--- START ROWS ---

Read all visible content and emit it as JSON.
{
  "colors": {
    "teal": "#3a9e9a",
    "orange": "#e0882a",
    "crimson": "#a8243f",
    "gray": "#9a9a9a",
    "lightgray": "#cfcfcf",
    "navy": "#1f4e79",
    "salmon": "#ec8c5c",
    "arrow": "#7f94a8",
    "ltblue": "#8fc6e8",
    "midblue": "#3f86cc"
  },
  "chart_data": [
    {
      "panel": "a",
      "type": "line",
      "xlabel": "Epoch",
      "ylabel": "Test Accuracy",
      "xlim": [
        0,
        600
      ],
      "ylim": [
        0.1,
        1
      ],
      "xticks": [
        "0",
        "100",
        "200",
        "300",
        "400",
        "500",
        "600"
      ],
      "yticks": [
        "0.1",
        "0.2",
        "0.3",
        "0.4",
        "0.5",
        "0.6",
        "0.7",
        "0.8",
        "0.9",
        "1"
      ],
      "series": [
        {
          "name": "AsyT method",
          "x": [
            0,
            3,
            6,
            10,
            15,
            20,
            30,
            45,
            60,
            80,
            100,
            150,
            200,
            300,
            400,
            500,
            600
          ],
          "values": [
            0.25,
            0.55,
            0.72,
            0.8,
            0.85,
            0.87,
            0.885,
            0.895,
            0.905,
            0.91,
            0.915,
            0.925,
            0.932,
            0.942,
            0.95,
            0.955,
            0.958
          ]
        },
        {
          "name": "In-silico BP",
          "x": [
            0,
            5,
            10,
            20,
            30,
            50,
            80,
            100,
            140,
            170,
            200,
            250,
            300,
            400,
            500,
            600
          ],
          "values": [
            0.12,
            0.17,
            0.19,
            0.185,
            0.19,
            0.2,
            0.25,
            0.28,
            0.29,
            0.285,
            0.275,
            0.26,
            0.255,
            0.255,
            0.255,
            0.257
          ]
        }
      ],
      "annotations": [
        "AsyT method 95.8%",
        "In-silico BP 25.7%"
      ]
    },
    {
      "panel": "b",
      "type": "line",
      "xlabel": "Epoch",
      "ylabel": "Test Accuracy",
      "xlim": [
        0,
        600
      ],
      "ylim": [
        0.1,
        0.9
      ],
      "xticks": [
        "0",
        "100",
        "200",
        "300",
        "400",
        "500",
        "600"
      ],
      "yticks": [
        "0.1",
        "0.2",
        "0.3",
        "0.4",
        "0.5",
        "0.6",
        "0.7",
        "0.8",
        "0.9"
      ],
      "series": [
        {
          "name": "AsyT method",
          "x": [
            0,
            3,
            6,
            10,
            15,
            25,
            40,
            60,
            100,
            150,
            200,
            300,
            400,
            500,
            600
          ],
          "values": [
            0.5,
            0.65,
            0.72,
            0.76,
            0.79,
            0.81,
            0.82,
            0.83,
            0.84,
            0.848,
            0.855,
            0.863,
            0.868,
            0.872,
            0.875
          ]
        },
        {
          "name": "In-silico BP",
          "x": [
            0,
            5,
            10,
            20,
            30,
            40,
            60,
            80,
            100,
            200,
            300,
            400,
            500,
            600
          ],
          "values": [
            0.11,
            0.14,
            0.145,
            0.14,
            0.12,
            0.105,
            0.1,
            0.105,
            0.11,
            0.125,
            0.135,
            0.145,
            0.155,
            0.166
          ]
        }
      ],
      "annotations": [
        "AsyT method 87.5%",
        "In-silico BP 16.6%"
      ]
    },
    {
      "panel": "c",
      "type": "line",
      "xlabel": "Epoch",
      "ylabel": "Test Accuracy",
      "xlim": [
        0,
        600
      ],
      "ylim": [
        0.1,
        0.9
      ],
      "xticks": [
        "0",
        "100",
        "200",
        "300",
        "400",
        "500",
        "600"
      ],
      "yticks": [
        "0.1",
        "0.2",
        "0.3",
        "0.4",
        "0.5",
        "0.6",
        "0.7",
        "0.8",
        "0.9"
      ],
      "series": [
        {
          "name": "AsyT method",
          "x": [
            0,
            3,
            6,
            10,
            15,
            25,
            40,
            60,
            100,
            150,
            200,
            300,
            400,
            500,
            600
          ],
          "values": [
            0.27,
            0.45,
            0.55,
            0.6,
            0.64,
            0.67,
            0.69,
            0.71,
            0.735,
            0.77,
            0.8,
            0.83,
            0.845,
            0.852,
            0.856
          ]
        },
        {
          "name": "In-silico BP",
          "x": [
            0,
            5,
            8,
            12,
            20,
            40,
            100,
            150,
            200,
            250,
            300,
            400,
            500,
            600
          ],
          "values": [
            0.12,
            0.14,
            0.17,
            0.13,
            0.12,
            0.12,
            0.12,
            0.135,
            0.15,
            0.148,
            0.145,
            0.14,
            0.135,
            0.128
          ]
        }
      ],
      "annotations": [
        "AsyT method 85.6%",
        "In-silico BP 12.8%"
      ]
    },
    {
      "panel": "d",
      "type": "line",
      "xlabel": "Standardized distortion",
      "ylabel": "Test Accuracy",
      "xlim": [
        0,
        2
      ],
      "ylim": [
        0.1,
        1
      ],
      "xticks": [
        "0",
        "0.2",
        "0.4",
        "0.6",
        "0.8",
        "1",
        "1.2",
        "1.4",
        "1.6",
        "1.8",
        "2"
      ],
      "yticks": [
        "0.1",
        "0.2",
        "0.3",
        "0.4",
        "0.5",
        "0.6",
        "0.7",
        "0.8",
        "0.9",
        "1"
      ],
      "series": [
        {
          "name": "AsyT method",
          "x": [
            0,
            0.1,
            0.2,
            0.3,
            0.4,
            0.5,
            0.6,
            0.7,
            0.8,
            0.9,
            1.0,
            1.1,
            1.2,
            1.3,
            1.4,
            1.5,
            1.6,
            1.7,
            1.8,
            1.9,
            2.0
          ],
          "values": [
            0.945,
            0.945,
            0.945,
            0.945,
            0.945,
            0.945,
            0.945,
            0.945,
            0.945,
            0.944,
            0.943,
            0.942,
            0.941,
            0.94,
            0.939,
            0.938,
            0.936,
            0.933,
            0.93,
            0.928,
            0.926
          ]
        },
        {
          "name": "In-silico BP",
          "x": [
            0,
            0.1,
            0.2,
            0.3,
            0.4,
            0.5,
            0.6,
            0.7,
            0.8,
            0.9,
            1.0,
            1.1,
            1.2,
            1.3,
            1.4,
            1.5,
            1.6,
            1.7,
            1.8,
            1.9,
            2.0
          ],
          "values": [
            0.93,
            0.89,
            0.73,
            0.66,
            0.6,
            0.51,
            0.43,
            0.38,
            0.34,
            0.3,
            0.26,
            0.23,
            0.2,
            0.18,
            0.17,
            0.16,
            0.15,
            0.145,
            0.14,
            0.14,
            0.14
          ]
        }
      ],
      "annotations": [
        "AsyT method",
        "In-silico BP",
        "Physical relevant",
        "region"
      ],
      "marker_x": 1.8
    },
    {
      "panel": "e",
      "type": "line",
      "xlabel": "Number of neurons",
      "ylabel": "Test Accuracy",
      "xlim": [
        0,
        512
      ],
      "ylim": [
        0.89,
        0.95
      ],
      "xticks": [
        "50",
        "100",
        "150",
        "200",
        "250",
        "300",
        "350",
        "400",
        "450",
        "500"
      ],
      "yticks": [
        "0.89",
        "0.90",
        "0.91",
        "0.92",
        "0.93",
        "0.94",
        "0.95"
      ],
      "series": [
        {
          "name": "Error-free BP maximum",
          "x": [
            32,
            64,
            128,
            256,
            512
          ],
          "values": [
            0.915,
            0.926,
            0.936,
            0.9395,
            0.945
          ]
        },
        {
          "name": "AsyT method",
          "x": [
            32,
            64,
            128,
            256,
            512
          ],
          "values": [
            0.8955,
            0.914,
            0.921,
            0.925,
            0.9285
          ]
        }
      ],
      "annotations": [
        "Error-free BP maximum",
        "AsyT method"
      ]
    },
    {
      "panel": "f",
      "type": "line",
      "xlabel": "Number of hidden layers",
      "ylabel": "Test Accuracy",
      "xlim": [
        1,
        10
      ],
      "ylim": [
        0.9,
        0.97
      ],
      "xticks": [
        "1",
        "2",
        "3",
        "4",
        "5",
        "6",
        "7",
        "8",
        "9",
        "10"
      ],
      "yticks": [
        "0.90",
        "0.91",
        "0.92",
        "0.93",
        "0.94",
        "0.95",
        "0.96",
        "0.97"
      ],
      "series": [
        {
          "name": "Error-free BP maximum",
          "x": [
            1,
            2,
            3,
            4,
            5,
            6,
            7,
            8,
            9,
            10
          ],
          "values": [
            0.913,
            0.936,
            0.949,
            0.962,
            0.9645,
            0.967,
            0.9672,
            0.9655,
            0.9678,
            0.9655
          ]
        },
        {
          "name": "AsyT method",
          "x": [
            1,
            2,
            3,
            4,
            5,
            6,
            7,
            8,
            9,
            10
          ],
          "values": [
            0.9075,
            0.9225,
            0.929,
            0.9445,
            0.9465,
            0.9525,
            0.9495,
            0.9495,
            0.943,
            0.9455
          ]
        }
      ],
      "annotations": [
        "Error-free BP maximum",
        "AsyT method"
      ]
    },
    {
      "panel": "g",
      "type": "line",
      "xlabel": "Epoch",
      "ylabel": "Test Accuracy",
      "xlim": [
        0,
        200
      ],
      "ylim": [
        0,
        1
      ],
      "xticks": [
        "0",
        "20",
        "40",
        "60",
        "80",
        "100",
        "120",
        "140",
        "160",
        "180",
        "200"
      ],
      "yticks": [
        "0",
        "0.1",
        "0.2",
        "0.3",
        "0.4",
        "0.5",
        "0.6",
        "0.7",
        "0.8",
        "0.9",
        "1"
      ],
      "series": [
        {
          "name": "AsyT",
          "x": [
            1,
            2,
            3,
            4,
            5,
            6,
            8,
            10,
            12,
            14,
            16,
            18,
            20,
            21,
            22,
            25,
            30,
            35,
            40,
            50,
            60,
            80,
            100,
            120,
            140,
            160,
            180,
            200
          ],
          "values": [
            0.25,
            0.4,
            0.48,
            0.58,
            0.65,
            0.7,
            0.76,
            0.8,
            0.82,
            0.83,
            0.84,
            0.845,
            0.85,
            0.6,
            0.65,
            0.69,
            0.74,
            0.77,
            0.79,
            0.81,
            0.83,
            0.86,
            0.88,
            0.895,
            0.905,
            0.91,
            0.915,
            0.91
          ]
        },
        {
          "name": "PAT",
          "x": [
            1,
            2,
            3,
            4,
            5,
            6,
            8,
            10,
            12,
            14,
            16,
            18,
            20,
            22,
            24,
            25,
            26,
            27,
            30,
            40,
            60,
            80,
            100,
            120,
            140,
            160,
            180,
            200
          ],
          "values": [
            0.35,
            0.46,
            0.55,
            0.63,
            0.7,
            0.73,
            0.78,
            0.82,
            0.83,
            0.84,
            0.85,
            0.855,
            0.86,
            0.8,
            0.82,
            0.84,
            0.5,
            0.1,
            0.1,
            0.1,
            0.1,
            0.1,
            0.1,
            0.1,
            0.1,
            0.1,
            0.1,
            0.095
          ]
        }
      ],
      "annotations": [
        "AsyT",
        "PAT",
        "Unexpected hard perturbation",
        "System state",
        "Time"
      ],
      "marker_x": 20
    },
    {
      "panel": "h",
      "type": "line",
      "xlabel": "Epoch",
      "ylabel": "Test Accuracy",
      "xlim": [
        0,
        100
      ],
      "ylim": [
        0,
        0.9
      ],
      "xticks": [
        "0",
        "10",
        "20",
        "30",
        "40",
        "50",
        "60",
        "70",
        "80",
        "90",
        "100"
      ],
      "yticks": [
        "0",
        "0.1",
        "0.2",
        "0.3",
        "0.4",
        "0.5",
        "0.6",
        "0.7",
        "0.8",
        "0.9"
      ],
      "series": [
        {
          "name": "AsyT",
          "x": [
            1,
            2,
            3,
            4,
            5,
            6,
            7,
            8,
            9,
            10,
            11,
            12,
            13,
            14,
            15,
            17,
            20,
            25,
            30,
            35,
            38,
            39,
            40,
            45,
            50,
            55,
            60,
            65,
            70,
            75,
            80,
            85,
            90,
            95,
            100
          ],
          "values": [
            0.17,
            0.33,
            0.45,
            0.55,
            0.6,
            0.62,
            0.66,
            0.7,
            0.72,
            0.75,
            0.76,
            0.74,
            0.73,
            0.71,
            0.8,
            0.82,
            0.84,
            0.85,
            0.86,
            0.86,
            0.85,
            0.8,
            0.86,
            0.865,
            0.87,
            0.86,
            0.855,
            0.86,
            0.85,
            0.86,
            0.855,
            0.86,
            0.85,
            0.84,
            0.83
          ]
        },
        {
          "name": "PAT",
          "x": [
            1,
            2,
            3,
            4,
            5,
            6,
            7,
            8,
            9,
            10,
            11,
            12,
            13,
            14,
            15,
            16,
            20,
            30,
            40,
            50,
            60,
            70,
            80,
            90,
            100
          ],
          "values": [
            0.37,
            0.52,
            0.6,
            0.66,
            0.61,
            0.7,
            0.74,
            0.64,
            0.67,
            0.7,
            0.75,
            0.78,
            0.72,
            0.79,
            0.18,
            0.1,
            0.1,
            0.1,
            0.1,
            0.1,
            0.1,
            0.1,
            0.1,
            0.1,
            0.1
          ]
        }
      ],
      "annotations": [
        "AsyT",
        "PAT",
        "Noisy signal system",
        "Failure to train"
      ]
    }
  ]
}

--- END ROWS ---

▶ **TASK DETAILS**: In the material above, find the lines that contain "Number" and show them.

▶ **TASK SOLUTION**:
      "xlabel": "Number of neurons",
      "xlabel": "Number of hidden layers",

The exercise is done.